Your objective:
Will you print the material below without altering a single character?

Dataset records
-.-.-

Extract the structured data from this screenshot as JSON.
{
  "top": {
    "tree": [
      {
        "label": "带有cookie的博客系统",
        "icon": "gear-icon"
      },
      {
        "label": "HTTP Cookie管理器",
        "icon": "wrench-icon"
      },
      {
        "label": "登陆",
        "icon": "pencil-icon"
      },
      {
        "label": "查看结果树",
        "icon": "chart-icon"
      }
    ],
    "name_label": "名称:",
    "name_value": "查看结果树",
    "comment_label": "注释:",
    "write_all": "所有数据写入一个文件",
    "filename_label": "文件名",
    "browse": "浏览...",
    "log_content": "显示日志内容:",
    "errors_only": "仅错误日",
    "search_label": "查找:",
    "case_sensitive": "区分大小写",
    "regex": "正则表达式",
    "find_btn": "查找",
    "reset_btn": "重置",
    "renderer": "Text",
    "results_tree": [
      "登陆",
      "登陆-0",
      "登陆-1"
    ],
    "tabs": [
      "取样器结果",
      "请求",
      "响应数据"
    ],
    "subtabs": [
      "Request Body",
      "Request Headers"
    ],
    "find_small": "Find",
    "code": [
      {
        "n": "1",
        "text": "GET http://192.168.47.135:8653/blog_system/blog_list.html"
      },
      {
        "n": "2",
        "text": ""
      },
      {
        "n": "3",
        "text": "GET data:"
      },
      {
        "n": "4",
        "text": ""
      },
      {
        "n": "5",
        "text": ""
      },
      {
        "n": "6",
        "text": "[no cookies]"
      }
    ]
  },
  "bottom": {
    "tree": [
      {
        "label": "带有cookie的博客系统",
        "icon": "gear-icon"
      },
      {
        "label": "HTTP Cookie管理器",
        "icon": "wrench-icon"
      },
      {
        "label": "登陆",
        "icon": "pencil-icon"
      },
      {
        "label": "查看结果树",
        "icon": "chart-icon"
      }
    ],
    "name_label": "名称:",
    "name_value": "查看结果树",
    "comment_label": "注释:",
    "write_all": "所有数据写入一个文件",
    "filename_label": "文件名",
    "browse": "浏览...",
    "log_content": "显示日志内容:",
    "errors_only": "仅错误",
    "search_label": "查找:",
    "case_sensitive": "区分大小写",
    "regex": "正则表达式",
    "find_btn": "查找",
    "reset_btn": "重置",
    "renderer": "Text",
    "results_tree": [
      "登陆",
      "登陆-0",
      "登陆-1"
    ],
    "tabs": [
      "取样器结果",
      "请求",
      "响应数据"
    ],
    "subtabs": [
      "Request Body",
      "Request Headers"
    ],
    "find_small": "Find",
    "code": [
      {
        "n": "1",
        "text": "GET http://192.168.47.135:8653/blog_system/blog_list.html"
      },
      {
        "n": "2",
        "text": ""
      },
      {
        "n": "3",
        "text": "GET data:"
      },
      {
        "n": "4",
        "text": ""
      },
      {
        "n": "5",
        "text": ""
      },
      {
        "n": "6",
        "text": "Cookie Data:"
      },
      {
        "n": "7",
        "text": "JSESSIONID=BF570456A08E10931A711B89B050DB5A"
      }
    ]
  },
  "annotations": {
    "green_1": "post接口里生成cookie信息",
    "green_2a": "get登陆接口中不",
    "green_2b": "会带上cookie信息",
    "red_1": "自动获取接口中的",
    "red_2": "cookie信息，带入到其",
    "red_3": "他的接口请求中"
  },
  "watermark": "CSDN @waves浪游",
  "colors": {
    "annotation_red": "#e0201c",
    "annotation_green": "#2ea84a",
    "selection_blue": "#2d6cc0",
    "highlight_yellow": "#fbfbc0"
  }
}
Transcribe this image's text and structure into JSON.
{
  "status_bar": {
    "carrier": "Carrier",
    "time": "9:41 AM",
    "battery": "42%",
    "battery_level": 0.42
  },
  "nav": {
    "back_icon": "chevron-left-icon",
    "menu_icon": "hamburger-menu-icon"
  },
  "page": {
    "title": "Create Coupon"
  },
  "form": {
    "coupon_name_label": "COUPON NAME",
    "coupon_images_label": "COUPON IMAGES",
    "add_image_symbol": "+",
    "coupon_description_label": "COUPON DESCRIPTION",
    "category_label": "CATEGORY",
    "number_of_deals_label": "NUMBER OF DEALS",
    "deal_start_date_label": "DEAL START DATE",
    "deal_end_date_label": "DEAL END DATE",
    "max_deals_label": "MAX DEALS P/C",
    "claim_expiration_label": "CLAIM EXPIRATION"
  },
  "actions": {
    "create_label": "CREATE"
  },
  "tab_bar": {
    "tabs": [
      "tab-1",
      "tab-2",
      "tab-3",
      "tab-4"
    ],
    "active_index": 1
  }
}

-.-.-

Output for this exercise:
Extract the structured data from this screenshot as JSON.
{
  "top": {
    "tree": [
      {
        "label": "带有cookie的博客系统",
        "icon": "gear-icon"
      },
      {
        "label": "HTTP Cookie管理器",
        "icon": "wrench-icon"
      },
      {
        "label": "登陆",
        "icon": "pencil-icon"
      },
      {
        "label": "查看结果树",
        "icon": "chart-icon"
      }
    ],
    "name_label": "名称:",
    "name_value": "查看结果树",
    "comment_label": "注释:",
    "write_all": "所有数据写入一个文件",
    "filename_label": "文件名",
    "browse": "浏览...",
    "log_content": "显示日志内容:",
    "errors_only": "仅错误日",
    "search_label": "查找:",
    "case_sensitive": "区分大小写",
    "regex": "正则表达式",
    "find_btn": "查找",
    "reset_btn": "重置",
    "renderer": "Text",
    "results_tree": [
      "登陆",
      "登陆-0",
      "登陆-1"
    ],
    "tabs": [
      "取样器结果",
      "请求",
      "响应数据"
    ],
    "subtabs": [
      "Request Body",
      "Request Headers"
    ],
    "find_small": "Find",
    "code": [
      {
        "n": "1",
        "text": "GET http://192.168.47.135:8653/blog_system/blog_list.html"
      },
      {
        "n": "2",
        "text": ""
      },
      {
        "n": "3",
        "text": "GET data:"
      },
      {
        "n": "4",
        "text": ""
      },
      {
        "n": "5",
        "text": ""
      },
      {
        "n": "6",
        "text": "[no cookies]"
      }
    ]
  },
  "bottom": {
    "tree": [
      {
        "label": "带有cookie的博客系统",
        "icon": "gear-icon"
      },
      {
        "label": "HTTP Cookie管理器",
        "icon": "wrench-icon"
      },
      {
        "label": "登陆",
        "icon": "pencil-icon"
      },
      {
        "label": "查看结果树",
        "icon": "chart-icon"
      }
    ],
    "name_label": "名称:",
    "name_value": "查看结果树",
    "comment_label": "注释:",
    "write_all": "所有数据写入一个文件",
    "filename_label": "文件名",
    "browse": "浏览...",
    "log_content": "显示日志内容:",
    "errors_only": "仅错误",
    "search_label": "查找:",
    "case_sensitive": "区分大小写",
    "regex": "正则表达式",
    "find_btn": "查找",
    "reset_btn": "重置",
    "renderer": "Text",
    "results_tree": [
      "登陆",
      "登陆-0",
      "登陆-1"
    ],
    "tabs": [
      "取样器结果",
      "请求",
      "响应数据"
    ],
    "subtabs": [
      "Request Body",
      "Request Headers"
    ],
    "find_small": "Find",
    "code": [
      {
        "n": "1",
        "text": "GET http://192.168.47.135:8653/blog_system/blog_list.html"
      },
      {
        "n": "2",
        "text": ""
      },
      {
        "n": "3",
        "text": "GET data:"
      },
      {
        "n": "4",
        "text": ""
      },
      {
        "n": "5",
        "text": ""
      },
      {
        "n": "6",
        "text": "Cookie Data:"
      },
      {
        "n": "7",
        "text": "JSESSIONID=BF570456A08E10931A711B89B050DB5A"
      }
    ]
  },
  "annotations": {
    "green_1": "post接口里生成cookie信息",
    "green_2a": "get登陆接口中不",
    "green_2b": "会带上cookie信息",
    "red_1": "自动获取接口中的",
    "red_2": "cookie信息，带入到其",
    "red_3": "他的接口请求中"
  },
  "watermark": "CSDN @waves浪游",
  "colors": {
    "annotation_red": "#e0201c",
    "annotation_green": "#2ea84a",
    "selection_blue": "#2d6cc0",
    "highlight_yellow": "#fbfbc0"
  }
}
Transcribe this image's text and structure into JSON.
{
  "status_bar": {
    "carrier": "Carrier",
    "time": "9:41 AM",
    "battery": "42%",
    "battery_level": 0.42
  },
  "nav": {
    "back_icon": "chevron-left-icon",
    "menu_icon": "hamburger-menu-icon"
  },
  "page": {
    "title": "Create Coupon"
  },
  "form": {
    "coupon_name_label": "COUPON NAME",
    "coupon_images_label": "COUPON IMAGES",
    "add_image_symbol": "+",
    "coupon_description_label": "COUPON DESCRIPTION",
    "category_label": "CATEGORY",
    "number_of_deals_label": "NUMBER OF DEALS",
    "deal_start_date_label": "DEAL START DATE",
    "deal_end_date_label": "DEAL END DATE",
    "max_deals_label": "MAX DEALS P/C",
    "claim_expiration_label": "CLAIM EXPIRATION"
  },
  "actions": {
    "create_label": "CREATE"
  },
  "tab_bar": {
    "tabs": [
      "tab-1",
      "tab-2",
      "tab-3",
      "tab-4"
    ],
    "active_index": 1
  }
}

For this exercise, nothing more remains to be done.